- RECORDS SHOWN -
• • • •
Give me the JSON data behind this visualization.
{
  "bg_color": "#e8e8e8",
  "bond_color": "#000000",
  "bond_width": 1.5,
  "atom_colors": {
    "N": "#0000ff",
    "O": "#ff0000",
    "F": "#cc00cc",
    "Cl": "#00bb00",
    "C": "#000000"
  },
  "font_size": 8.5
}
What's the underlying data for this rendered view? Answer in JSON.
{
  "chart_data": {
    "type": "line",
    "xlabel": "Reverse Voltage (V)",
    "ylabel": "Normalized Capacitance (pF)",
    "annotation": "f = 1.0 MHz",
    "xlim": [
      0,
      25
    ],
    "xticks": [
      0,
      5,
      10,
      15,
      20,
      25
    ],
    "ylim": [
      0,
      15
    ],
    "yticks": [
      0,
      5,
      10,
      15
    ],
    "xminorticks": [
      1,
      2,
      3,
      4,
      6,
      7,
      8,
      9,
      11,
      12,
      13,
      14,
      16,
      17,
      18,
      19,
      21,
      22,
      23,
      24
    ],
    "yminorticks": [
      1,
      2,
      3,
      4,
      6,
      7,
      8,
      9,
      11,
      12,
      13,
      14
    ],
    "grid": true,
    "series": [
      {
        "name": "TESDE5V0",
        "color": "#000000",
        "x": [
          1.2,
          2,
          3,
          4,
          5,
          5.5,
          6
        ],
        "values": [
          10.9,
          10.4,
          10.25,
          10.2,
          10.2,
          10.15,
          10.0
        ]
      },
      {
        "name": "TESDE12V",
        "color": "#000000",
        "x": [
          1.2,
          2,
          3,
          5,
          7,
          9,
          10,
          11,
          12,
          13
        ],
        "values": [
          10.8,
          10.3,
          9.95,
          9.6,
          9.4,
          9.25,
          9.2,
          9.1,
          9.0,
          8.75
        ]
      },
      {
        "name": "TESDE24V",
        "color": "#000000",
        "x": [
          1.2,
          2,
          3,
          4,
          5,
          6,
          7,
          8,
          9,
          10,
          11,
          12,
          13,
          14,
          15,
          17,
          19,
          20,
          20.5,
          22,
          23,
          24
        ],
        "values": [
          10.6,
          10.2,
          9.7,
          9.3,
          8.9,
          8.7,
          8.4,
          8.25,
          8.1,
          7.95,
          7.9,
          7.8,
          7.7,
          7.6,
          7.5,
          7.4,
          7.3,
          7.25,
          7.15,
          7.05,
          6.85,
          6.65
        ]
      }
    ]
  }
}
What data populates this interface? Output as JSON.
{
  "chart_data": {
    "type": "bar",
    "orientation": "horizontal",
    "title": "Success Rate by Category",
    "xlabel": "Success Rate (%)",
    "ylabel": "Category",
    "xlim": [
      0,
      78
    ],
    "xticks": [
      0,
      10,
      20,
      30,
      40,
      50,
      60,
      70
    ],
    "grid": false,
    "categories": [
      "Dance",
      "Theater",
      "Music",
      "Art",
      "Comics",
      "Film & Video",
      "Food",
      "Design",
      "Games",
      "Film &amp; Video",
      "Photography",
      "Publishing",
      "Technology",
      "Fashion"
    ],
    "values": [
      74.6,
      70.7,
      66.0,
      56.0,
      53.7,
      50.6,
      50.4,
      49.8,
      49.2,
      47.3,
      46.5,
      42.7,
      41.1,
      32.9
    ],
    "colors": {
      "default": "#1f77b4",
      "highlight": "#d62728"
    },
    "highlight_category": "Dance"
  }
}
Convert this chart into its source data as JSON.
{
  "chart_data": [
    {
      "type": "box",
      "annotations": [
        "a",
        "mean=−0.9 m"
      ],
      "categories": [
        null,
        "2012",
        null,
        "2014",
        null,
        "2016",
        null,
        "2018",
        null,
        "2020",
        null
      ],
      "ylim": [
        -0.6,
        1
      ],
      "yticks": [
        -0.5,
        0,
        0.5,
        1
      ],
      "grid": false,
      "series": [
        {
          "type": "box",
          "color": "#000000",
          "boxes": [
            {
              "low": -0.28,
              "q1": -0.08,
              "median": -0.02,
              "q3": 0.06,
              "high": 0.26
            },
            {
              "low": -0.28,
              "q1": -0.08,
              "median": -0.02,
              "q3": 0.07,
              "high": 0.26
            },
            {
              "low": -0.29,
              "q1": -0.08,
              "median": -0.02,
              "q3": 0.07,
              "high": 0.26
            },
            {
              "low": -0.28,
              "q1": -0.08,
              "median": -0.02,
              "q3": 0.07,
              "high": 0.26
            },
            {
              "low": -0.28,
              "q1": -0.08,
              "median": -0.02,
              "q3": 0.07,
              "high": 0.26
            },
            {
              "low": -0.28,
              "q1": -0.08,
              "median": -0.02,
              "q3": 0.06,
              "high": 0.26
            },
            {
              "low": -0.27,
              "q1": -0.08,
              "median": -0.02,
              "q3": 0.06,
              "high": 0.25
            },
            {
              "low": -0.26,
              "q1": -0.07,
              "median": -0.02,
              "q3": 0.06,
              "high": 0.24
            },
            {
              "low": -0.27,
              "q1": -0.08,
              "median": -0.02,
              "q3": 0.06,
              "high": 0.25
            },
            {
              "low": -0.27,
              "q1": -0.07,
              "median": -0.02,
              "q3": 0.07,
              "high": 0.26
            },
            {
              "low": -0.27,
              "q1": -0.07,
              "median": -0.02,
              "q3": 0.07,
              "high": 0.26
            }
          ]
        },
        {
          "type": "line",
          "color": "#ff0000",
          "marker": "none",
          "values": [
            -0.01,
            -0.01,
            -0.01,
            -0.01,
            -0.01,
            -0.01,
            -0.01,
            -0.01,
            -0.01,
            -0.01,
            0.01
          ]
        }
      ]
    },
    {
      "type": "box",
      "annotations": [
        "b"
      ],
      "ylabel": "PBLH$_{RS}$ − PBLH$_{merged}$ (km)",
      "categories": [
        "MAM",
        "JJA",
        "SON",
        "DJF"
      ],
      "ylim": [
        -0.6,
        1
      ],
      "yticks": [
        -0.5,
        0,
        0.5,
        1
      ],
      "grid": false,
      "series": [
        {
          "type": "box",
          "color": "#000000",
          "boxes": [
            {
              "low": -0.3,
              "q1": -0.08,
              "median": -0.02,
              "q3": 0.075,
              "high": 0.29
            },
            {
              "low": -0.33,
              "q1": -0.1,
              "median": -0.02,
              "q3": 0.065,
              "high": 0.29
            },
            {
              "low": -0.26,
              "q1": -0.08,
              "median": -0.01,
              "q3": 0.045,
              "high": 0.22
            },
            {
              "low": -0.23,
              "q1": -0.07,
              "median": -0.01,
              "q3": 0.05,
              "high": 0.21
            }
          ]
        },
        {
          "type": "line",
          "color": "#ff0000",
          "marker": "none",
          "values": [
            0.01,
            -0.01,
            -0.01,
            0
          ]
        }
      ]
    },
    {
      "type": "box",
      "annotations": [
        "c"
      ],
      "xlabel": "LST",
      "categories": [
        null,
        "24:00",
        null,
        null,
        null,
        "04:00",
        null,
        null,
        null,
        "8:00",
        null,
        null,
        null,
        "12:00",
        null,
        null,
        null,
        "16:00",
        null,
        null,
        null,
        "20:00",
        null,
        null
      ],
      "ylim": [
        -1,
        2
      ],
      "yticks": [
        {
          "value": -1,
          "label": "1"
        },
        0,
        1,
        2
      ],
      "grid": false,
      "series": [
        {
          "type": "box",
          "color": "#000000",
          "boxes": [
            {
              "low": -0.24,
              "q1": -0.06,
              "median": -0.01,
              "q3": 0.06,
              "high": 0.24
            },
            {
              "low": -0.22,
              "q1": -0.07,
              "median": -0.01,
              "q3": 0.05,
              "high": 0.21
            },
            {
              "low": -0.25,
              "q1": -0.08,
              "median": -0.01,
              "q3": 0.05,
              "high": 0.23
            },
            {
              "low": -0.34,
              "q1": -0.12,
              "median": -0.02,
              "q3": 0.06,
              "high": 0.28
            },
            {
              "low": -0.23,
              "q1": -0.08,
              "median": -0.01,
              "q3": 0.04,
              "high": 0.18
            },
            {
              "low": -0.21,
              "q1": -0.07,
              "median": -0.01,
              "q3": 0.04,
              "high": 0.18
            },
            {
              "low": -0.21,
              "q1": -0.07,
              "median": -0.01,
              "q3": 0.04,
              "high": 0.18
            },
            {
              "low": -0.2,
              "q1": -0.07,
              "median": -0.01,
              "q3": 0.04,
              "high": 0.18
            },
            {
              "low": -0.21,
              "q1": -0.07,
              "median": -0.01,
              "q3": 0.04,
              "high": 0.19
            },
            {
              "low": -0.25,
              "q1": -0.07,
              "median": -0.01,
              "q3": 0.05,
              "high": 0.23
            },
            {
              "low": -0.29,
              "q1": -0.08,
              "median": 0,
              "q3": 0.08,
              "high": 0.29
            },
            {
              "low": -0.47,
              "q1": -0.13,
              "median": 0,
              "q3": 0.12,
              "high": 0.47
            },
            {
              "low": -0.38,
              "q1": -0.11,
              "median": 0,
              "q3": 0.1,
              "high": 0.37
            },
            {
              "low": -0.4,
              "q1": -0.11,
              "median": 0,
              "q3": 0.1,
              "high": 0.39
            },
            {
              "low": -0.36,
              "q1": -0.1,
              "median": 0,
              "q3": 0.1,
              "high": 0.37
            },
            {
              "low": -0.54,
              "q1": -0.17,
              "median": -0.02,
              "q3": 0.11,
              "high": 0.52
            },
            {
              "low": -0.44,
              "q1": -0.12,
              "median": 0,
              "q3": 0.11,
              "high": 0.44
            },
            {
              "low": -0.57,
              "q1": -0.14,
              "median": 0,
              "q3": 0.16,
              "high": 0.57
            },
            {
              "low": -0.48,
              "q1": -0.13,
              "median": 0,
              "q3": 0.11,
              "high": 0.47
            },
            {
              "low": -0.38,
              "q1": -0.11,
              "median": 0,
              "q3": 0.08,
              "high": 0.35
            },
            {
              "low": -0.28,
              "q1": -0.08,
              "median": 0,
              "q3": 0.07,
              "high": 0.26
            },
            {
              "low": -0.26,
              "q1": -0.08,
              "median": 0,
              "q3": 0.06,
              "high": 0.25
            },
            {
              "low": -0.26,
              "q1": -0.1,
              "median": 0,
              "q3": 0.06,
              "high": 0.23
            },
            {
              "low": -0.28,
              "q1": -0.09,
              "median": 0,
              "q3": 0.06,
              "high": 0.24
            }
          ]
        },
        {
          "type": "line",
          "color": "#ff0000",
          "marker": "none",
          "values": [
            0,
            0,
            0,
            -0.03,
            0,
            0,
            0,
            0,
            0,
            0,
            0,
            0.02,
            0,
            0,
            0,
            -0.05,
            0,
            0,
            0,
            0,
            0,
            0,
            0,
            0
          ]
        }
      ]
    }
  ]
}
• • • •
- TASK DESCRIPTION -
Review the preceding data and report every line that includes the string "xlabel".

- WRITTEN ANSWER -
    "xlabel": "Reverse Voltage (V)",
    "xlabel": "Success Rate (%)",
      "xlabel": "LST",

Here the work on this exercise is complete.